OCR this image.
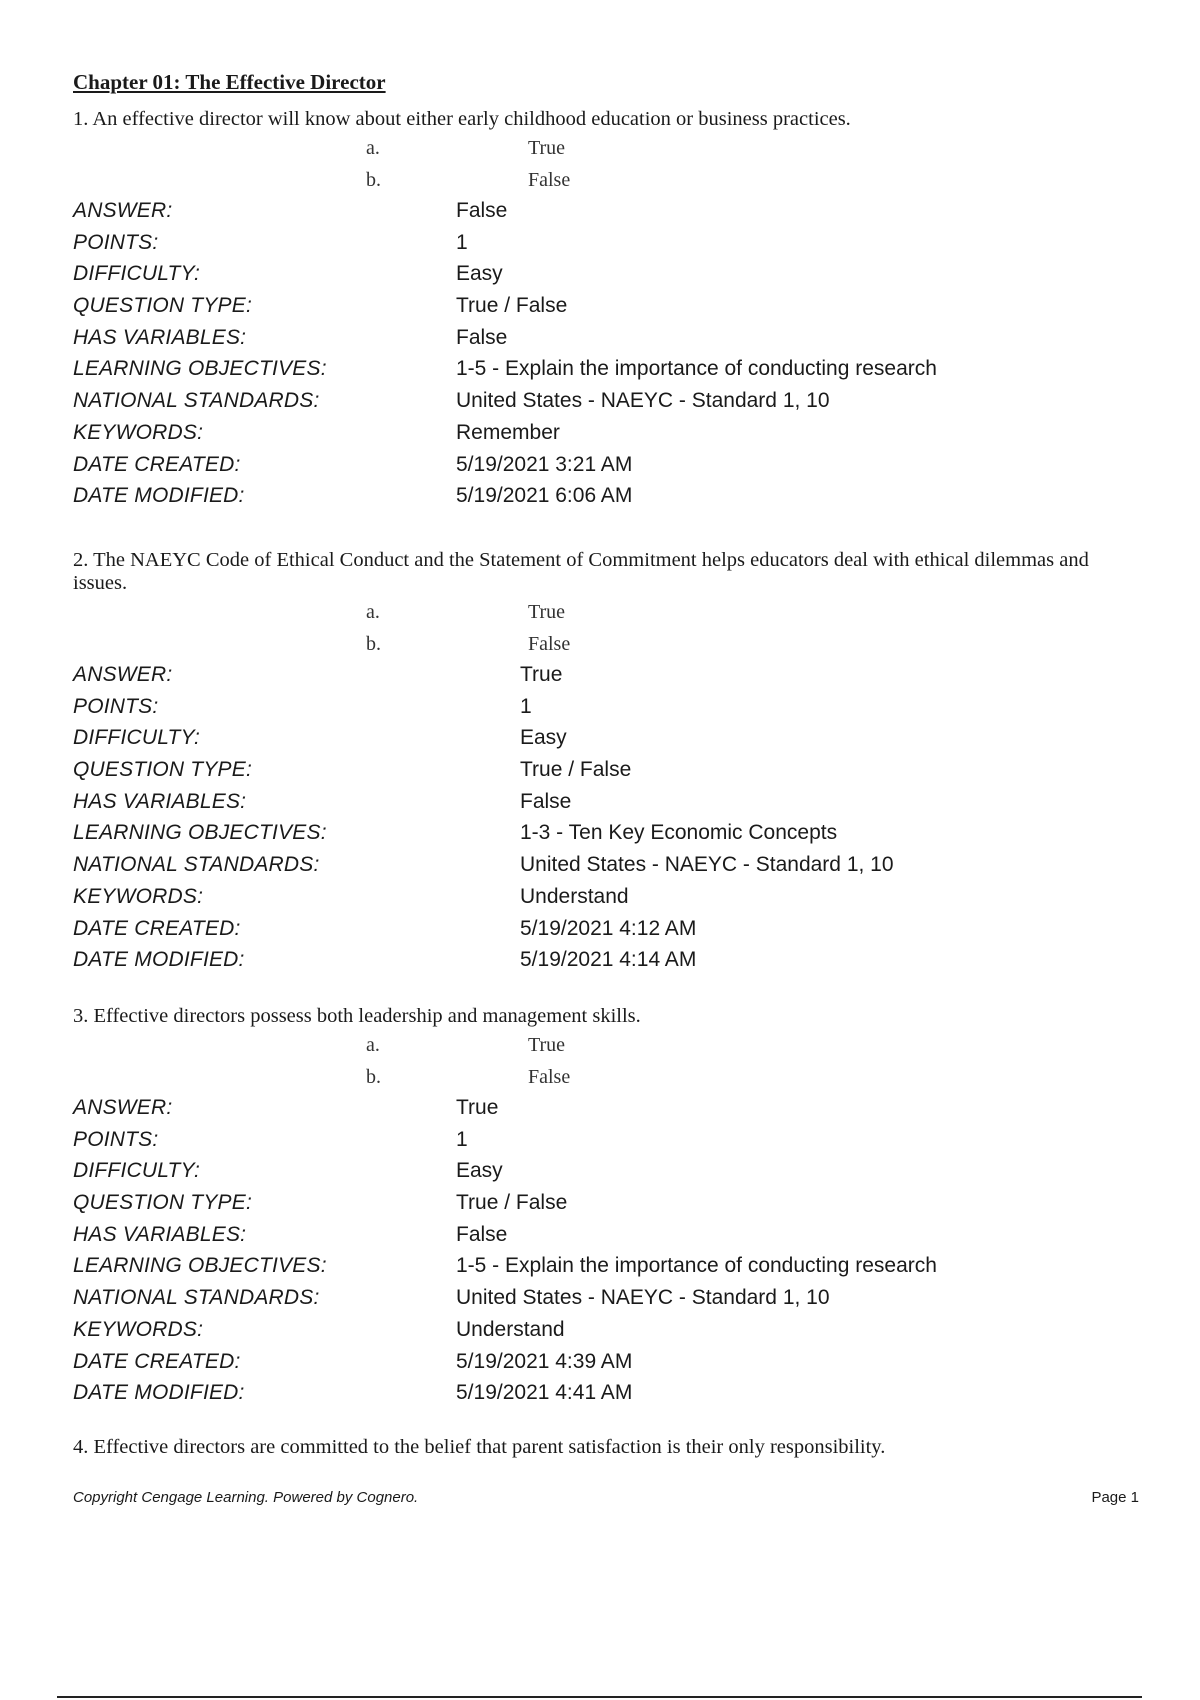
Chapter 01: The Effective Director

1. An effective director will know about either early childhood education or business practices.

a.	True
b.	False
ANSWER:	False
POINTS:	1
DIFFICULTY:	Easy
QUESTION TYPE:	True / False
HAS VARIABLES:	False
LEARNING OBJECTIVES:	1-5 - Explain the importance of conducting research
NATIONAL STANDARDS:	United States - NAEYC - Standard 1, 10
KEYWORDS:	Remember
DATE CREATED:	5/19/2021 3:21 AM
DATE MODIFIED:	5/19/2021 6:06 AM

2. The NAEYC Code of Ethical Conduct and the Statement of Commitment helps educators deal with ethical dilemmas and issues.

a.	True
b.	False
ANSWER:	True
POINTS:	1
DIFFICULTY:	Easy
QUESTION TYPE:	True / False
HAS VARIABLES:	False
LEARNING OBJECTIVES:	1-3 - Ten Key Economic Concepts
NATIONAL STANDARDS:	United States - NAEYC - Standard 1, 10
KEYWORDS:	Understand
DATE CREATED:	5/19/2021 4:12 AM
DATE MODIFIED:	5/19/2021 4:14 AM

3. Effective directors possess both leadership and management skills.

a.	True
b.	False
ANSWER:	True
POINTS:	1
DIFFICULTY:	Easy
QUESTION TYPE:	True / False
HAS VARIABLES:	False
LEARNING OBJECTIVES:	1-5 - Explain the importance of conducting research
NATIONAL STANDARDS:	United States - NAEYC - Standard 1, 10
KEYWORDS:	Understand
DATE CREATED:	5/19/2021 4:39 AM
DATE MODIFIED:	5/19/2021 4:41 AM

4. Effective directors are committed to the belief that parent satisfaction is their only responsibility.

Copyright Cengage Learning. Powered by Cognero.	Page 1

◇ ◇ ◇

### THE REQUEST
Your task is to return the entries above exactly, with no pictures.

### WRITTEN RESPONSE
OCR this image.
Chapter 01: The Effective Director

1. An effective director will know about either early childhood education or business practices.

a.	True
b.	False
ANSWER:	False
POINTS:	1
DIFFICULTY:	Easy
QUESTION TYPE:	True / False
HAS VARIABLES:	False
LEARNING OBJECTIVES:	1-5 - Explain the importance of conducting research
NATIONAL STANDARDS:	United States - NAEYC - Standard 1, 10
KEYWORDS:	Remember
DATE CREATED:	5/19/2021 3:21 AM
DATE MODIFIED:	5/19/2021 6:06 AM

2. The NAEYC Code of Ethical Conduct and the Statement of Commitment helps educators deal with ethical dilemmas and issues.

a.	True
b.	False
ANSWER:	True
POINTS:	1
DIFFICULTY:	Easy
QUESTION TYPE:	True / False
HAS VARIABLES:	False
LEARNING OBJECTIVES:	1-3 - Ten Key Economic Concepts
NATIONAL STANDARDS:	United States - NAEYC - Standard 1, 10
KEYWORDS:	Understand
DATE CREATED:	5/19/2021 4:12 AM
DATE MODIFIED:	5/19/2021 4:14 AM

3. Effective directors possess both leadership and management skills.

a.	True
b.	False
ANSWER:	True
POINTS:	1
DIFFICULTY:	Easy
QUESTION TYPE:	True / False
HAS VARIABLES:	False
LEARNING OBJECTIVES:	1-5 - Explain the importance of conducting research
NATIONAL STANDARDS:	United States - NAEYC - Standard 1, 10
KEYWORDS:	Understand
DATE CREATED:	5/19/2021 4:39 AM
DATE MODIFIED:	5/19/2021 4:41 AM

4. Effective directors are committed to the belief that parent satisfaction is their only responsibility.

Copyright Cengage Learning. Powered by Cognero.	Page 1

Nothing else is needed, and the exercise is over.